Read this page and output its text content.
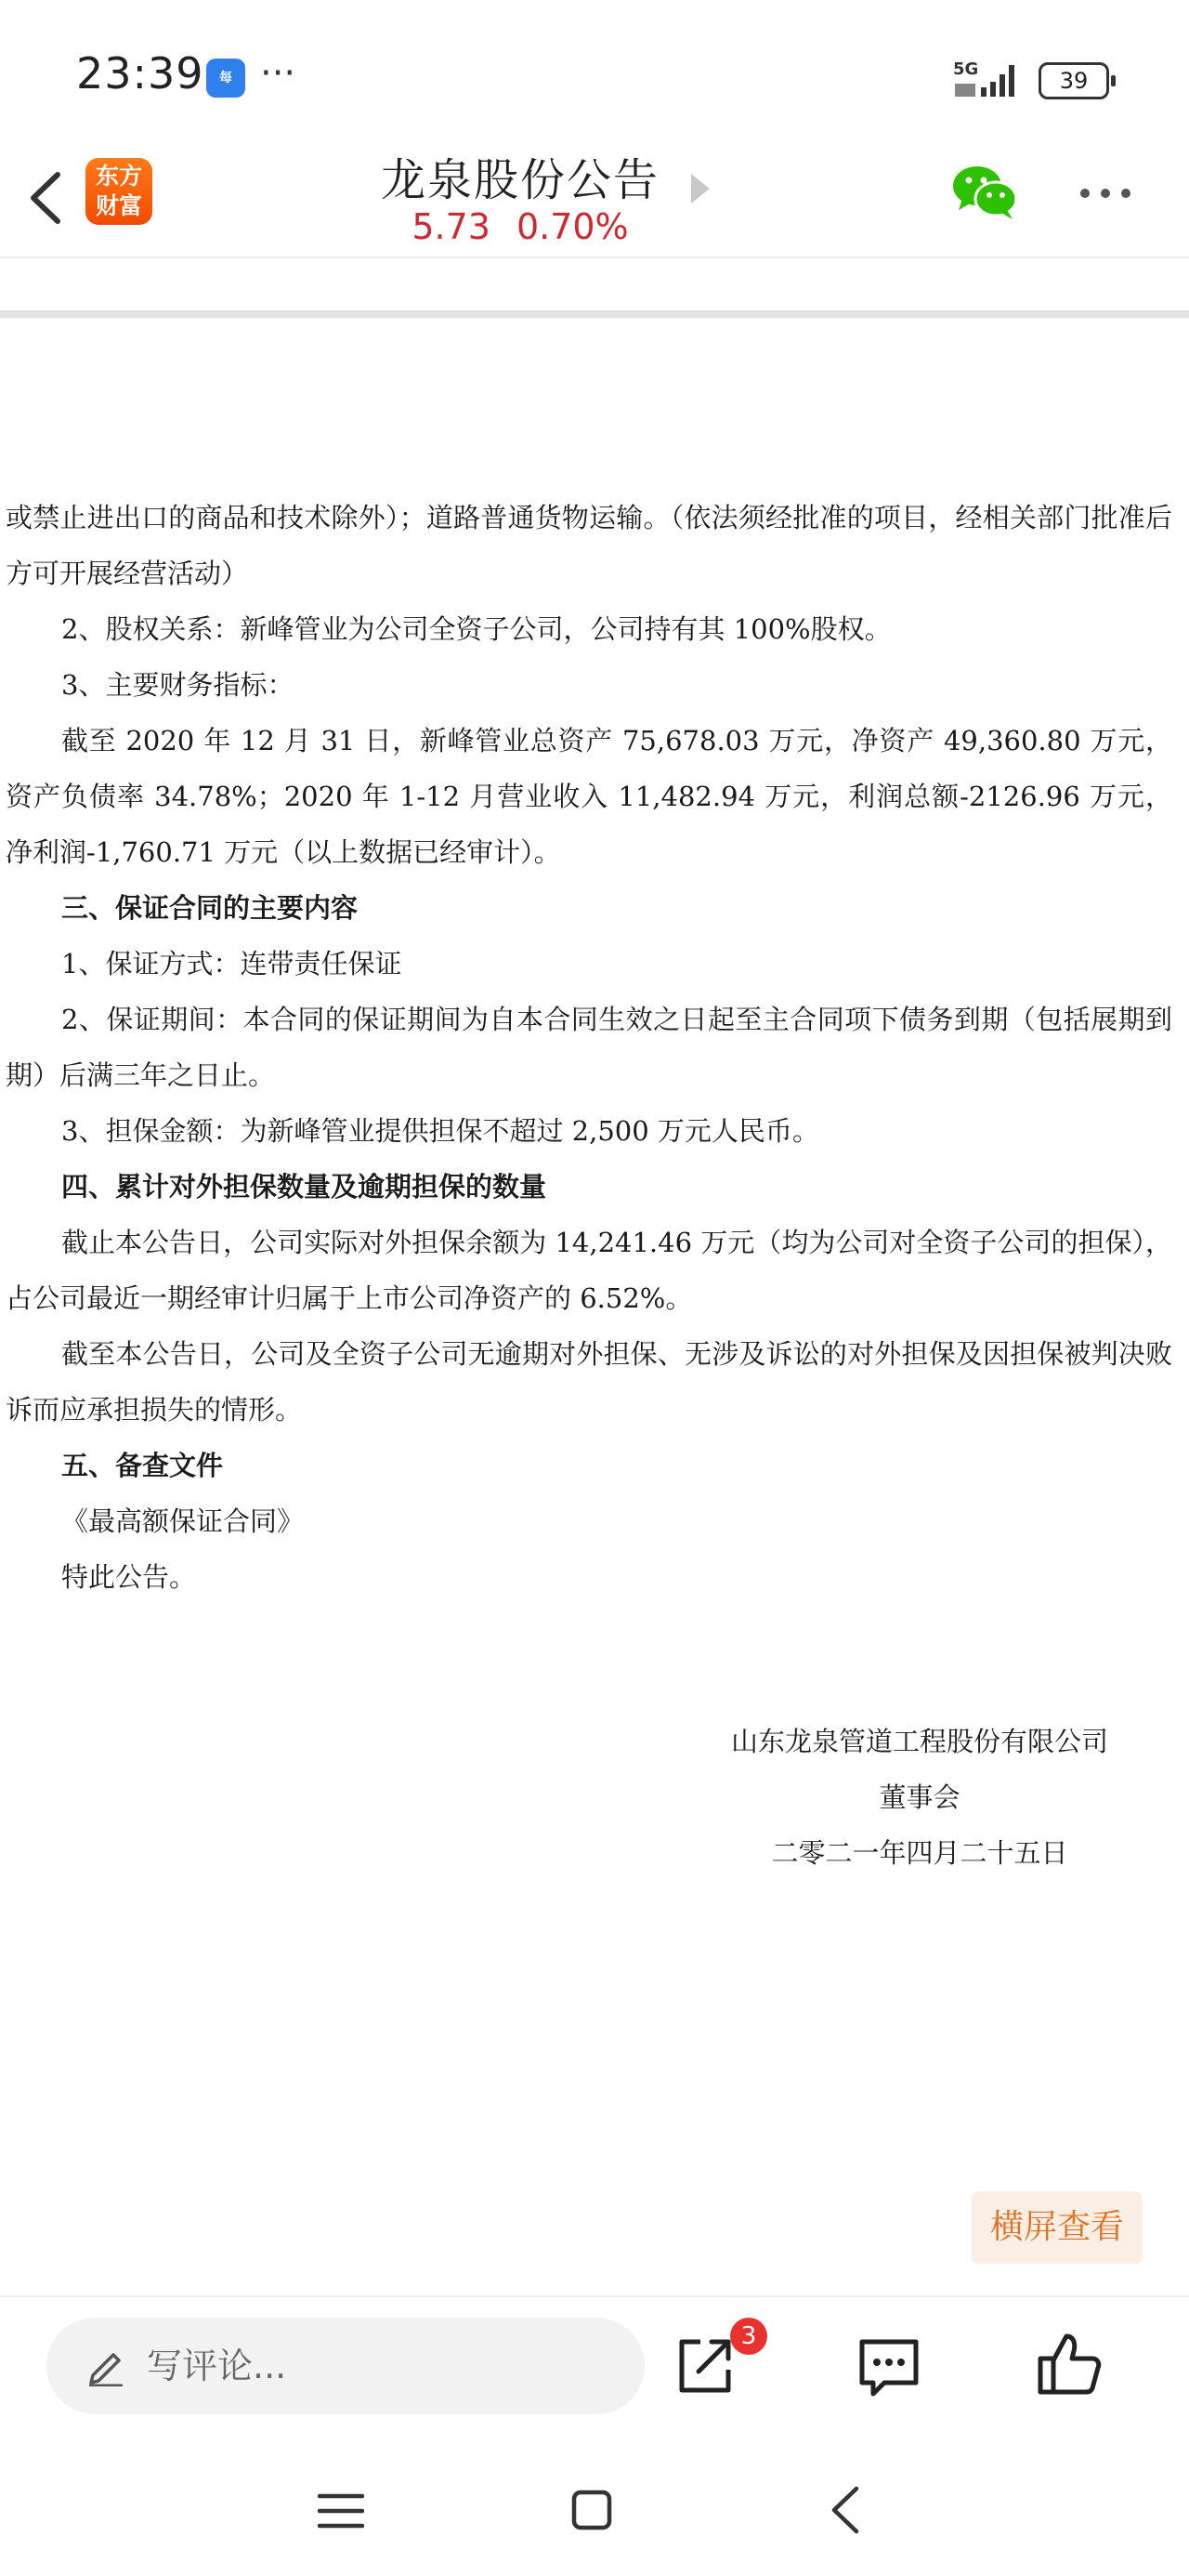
23:39	每 ···	5G	39
东方
财富	龙泉股份公告
5.73 0.70%

或禁止进出口的商品和技术除外）；道路普通货物运输。（依法须经批准的项目，经相关部门批准后方可开展经营活动）

2、股权关系：新峰管业为公司全资子公司，公司持有其 100%股权。

3、主要财务指标：

截至 2020 年 12 月 31 日，新峰管业总资产 75,678.03 万元，净资产 49,360.80 万元，资产负债率 34.78%；2020 年 1-12 月营业收入 11,482.94 万元，利润总额-2126.96 万元，净利润-1,760.71 万元（以上数据已经审计）。

三、保证合同的主要内容

1、保证方式：连带责任保证

2、保证期间：本合同的保证期间为自本合同生效之日起至主合同项下债务到期（包括展期到期）后满三年之日止。

3、担保金额：为新峰管业提供担保不超过 2,500 万元人民币。

四、累计对外担保数量及逾期担保的数量

截止本公告日，公司实际对外担保余额为 14,241.46 万元（均为公司对全资子公司的担保），占公司最近一期经审计归属于上市公司净资产的 6.52%。

截至本公告日，公司及全资子公司无逾期对外担保、无涉及诉讼的对外担保及因担保被判决败诉而应承担损失的情形。

五、备查文件

《最高额保证合同》

特此公告。

山东龙泉管道工程股份有限公司

董事会

二零二一年四月二十五日

横屏查看
写评论...
3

********

*TO DO:* Your copy of the data should match it exactly, except that pictures are left out.

*TASK SOLUTION:*
Read this page and output its text content.
23:39	每 ···	5G	39
东方
财富	龙泉股份公告
5.73 0.70%

或禁止进出口的商品和技术除外）；道路普通货物运输。（依法须经批准的项目，经相关部门批准后方可开展经营活动）

2、股权关系：新峰管业为公司全资子公司，公司持有其 100%股权。

3、主要财务指标：

截至 2020 年 12 月 31 日，新峰管业总资产 75,678.03 万元，净资产 49,360.80 万元，资产负债率 34.78%；2020 年 1-12 月营业收入 11,482.94 万元，利润总额-2126.96 万元，净利润-1,760.71 万元（以上数据已经审计）。

三、保证合同的主要内容

1、保证方式：连带责任保证

2、保证期间：本合同的保证期间为自本合同生效之日起至主合同项下债务到期（包括展期到期）后满三年之日止。

3、担保金额：为新峰管业提供担保不超过 2,500 万元人民币。

四、累计对外担保数量及逾期担保的数量

截止本公告日，公司实际对外担保余额为 14,241.46 万元（均为公司对全资子公司的担保），占公司最近一期经审计归属于上市公司净资产的 6.52%。

截至本公告日，公司及全资子公司无逾期对外担保、无涉及诉讼的对外担保及因担保被判决败诉而应承担损失的情形。

五、备查文件

《最高额保证合同》

特此公告。

山东龙泉管道工程股份有限公司

董事会

二零二一年四月二十五日

横屏查看
写评论...
3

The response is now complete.